* [INSTRUCTIONS FOR THE TASK]: Retype everything from the start of the records down through the line that contains "data-point-s2-12 <box>670 2194 691 2215</box>", with both ends included and nothing else.

* [DATA]:
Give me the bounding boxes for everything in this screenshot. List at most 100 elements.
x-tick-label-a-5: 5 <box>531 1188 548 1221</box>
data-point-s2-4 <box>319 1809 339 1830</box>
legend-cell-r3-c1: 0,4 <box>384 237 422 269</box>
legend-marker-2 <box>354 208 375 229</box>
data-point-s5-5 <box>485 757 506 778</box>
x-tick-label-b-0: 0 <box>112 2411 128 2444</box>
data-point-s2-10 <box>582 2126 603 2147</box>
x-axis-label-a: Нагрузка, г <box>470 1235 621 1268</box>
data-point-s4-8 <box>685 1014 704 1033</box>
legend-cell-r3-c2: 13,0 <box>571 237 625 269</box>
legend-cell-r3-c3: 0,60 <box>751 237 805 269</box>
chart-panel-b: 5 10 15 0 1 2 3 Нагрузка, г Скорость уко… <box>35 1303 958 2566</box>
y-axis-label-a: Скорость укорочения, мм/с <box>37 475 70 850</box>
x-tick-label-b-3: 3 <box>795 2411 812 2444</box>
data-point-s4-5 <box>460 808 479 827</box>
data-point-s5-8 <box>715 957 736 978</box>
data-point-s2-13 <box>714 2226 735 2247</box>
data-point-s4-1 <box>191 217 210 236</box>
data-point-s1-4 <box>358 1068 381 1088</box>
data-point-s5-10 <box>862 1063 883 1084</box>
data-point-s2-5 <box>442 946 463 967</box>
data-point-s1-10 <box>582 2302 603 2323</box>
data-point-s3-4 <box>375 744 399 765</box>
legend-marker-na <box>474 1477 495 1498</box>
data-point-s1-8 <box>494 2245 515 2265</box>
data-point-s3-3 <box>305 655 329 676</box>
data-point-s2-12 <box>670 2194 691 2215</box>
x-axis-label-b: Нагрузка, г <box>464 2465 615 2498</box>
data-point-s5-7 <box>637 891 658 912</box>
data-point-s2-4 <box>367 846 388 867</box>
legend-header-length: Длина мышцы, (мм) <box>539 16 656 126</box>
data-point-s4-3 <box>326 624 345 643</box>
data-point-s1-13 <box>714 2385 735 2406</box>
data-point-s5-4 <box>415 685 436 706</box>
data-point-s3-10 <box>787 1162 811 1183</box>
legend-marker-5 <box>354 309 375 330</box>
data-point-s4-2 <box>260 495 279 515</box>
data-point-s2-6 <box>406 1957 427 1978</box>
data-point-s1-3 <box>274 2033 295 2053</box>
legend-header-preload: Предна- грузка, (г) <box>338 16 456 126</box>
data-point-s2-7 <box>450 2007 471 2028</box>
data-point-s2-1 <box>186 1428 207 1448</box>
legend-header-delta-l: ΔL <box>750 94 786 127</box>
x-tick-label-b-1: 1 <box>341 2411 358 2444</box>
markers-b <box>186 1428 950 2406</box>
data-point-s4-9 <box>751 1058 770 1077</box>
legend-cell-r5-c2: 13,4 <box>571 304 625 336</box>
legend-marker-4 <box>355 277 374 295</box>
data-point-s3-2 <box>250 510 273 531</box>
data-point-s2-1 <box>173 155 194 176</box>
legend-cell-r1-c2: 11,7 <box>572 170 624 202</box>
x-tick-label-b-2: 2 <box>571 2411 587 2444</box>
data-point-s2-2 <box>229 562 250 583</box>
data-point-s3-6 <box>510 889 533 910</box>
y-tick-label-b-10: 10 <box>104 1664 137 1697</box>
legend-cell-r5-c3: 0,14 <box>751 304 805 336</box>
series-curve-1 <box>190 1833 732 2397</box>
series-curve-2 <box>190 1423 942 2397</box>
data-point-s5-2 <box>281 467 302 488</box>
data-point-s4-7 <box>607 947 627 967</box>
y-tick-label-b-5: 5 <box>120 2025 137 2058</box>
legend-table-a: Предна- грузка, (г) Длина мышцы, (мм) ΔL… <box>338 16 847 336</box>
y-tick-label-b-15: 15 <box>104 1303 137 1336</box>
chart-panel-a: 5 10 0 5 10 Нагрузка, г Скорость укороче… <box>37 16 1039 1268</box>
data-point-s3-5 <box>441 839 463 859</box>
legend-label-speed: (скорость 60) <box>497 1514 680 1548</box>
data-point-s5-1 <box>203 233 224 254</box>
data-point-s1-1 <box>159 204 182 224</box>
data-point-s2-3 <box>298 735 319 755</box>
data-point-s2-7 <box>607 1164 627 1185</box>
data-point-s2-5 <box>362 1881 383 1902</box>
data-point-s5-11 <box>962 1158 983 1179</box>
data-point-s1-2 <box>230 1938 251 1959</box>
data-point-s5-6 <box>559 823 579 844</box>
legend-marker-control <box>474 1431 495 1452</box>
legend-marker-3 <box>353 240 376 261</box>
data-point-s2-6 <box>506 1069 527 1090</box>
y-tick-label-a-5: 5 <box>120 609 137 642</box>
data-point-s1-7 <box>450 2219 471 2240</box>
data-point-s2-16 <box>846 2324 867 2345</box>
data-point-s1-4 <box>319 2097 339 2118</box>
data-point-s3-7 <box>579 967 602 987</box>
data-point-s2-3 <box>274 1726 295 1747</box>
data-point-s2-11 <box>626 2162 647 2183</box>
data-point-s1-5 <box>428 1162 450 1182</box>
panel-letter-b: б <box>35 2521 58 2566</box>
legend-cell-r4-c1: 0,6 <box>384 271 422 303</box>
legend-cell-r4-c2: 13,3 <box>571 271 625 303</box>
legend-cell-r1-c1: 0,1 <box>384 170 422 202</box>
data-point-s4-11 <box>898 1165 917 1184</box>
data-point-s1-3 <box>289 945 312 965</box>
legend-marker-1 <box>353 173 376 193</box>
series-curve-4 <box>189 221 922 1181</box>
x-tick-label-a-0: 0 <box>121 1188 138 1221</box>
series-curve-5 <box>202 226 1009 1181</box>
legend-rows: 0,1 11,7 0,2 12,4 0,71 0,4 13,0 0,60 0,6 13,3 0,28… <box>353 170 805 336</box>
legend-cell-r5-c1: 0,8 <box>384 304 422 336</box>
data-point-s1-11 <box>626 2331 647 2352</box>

* [WRITTEN REPLY]:
Give me the bounding boxes for everything in this screenshot. List at most 100 elements.
x-tick-label-a-5: 5 <box>531 1188 548 1221</box>
data-point-s2-4 <box>319 1809 339 1830</box>
legend-cell-r3-c1: 0,4 <box>384 237 422 269</box>
legend-marker-2 <box>354 208 375 229</box>
data-point-s5-5 <box>485 757 506 778</box>
x-tick-label-b-0: 0 <box>112 2411 128 2444</box>
data-point-s2-10 <box>582 2126 603 2147</box>
x-axis-label-a: Нагрузка, г <box>470 1235 621 1268</box>
data-point-s4-8 <box>685 1014 704 1033</box>
legend-cell-r3-c2: 13,0 <box>571 237 625 269</box>
legend-cell-r3-c3: 0,60 <box>751 237 805 269</box>
chart-panel-b: 5 10 15 0 1 2 3 Нагрузка, г Скорость уко… <box>35 1303 958 2566</box>
y-axis-label-a: Скорость укорочения, мм/с <box>37 475 70 850</box>
x-tick-label-b-3: 3 <box>795 2411 812 2444</box>
data-point-s4-5 <box>460 808 479 827</box>
data-point-s5-8 <box>715 957 736 978</box>
data-point-s2-13 <box>714 2226 735 2247</box>
data-point-s4-1 <box>191 217 210 236</box>
data-point-s1-4 <box>358 1068 381 1088</box>
data-point-s5-10 <box>862 1063 883 1084</box>
data-point-s2-5 <box>442 946 463 967</box>
data-point-s1-10 <box>582 2302 603 2323</box>
data-point-s3-4 <box>375 744 399 765</box>
legend-marker-na <box>474 1477 495 1498</box>
data-point-s1-8 <box>494 2245 515 2265</box>
data-point-s3-3 <box>305 655 329 676</box>
data-point-s2-12 <box>670 2194 691 2215</box>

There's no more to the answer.